# [The problem]
Go through the material and pull out every line with the string "Narodowego" in it.

Data listing
begin
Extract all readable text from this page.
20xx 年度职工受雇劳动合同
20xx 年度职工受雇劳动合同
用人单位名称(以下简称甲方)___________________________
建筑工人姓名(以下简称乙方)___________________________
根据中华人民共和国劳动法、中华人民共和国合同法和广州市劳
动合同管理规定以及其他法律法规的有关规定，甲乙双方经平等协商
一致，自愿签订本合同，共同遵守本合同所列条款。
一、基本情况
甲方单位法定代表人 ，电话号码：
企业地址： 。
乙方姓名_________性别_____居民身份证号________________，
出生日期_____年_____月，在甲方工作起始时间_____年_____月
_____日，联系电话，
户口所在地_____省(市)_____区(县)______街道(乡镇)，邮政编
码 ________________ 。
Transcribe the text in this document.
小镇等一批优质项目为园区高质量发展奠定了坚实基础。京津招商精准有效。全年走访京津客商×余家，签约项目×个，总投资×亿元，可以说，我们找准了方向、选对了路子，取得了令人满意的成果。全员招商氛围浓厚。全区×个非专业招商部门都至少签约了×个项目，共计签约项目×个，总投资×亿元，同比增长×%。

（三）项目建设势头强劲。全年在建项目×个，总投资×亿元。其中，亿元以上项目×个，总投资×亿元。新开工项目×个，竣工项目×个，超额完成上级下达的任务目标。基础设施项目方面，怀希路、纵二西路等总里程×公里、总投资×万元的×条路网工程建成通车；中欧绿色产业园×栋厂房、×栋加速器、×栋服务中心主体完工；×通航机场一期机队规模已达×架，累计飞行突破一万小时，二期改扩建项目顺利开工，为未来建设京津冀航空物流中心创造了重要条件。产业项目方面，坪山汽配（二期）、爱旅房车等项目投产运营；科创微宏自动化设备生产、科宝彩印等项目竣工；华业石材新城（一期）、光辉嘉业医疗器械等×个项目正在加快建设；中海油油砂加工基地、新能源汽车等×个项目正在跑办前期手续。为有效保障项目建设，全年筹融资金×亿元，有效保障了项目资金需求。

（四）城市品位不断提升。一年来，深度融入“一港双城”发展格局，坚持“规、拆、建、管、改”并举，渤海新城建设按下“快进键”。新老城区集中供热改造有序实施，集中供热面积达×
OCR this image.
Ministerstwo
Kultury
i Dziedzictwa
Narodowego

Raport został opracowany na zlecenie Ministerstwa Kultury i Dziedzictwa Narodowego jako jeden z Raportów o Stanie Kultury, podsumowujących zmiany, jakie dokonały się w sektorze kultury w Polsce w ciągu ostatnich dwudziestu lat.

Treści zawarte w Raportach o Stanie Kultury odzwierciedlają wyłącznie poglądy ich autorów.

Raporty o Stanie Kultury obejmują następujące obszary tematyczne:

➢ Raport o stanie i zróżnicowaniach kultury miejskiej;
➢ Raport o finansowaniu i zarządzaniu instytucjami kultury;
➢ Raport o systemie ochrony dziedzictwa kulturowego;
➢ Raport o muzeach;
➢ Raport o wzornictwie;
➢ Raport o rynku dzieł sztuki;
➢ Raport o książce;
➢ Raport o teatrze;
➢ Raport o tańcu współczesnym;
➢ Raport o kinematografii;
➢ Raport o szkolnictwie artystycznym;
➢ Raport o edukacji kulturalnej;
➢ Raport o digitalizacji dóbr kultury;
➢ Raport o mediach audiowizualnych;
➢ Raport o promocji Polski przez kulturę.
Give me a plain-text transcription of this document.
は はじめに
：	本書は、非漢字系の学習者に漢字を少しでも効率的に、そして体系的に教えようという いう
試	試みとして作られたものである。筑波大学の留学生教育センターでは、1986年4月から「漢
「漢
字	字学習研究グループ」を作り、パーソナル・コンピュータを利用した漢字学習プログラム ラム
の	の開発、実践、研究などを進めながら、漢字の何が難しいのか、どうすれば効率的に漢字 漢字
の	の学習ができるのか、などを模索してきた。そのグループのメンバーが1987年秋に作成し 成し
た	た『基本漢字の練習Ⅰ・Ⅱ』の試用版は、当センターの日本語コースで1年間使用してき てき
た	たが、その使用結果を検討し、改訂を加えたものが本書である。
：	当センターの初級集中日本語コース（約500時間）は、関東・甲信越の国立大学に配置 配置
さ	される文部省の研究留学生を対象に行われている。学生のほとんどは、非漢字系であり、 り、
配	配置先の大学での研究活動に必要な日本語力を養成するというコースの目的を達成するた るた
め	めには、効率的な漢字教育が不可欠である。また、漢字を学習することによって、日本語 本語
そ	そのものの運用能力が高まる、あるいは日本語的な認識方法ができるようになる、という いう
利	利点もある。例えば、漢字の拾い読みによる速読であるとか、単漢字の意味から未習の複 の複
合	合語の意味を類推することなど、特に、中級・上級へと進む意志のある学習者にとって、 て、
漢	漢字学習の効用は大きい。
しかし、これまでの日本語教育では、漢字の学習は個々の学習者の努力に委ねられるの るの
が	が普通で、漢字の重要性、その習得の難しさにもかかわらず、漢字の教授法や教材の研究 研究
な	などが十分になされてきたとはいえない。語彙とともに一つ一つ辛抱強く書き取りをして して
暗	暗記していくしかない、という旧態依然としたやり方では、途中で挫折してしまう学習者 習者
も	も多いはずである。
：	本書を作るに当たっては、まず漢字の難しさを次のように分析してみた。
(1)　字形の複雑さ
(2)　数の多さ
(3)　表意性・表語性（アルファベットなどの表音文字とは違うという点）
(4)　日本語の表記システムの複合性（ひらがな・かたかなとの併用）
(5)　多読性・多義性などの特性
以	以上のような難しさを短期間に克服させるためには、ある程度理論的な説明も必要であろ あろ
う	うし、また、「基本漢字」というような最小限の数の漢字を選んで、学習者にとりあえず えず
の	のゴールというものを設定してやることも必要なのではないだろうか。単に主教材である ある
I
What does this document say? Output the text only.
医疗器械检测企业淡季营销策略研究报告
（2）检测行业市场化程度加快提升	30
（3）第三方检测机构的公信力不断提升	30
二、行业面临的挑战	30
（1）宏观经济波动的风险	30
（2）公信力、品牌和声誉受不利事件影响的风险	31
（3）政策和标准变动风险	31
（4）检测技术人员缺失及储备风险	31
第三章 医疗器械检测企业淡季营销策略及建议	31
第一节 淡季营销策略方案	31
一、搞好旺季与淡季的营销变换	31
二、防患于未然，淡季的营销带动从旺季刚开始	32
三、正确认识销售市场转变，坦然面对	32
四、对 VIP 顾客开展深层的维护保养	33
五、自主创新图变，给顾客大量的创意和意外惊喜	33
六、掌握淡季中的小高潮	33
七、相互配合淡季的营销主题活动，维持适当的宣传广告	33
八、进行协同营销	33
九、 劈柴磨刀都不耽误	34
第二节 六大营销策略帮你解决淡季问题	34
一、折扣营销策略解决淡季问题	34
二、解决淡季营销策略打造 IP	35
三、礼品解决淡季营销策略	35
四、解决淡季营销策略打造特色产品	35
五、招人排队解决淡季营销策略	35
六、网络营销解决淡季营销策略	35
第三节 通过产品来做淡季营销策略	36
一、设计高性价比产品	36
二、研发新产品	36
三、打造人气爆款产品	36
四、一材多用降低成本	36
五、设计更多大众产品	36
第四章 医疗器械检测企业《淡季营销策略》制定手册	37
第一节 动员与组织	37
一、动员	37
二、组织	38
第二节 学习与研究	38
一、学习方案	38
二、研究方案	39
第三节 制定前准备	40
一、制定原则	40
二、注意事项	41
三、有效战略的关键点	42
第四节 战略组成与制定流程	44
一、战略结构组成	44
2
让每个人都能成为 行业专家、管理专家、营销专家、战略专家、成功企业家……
end
# [Solution to this exercise]
Narodowego
Raport został opracowany na zlecenie Ministerstwa Kultury i Dziedzictwa Narodowego jako jeden z Raportów o Stanie Kultury, podsumowujących zmiany, jakie dokonały się w sektorze kultury w Polsce w ciągu ostatnich dwudziestu lat.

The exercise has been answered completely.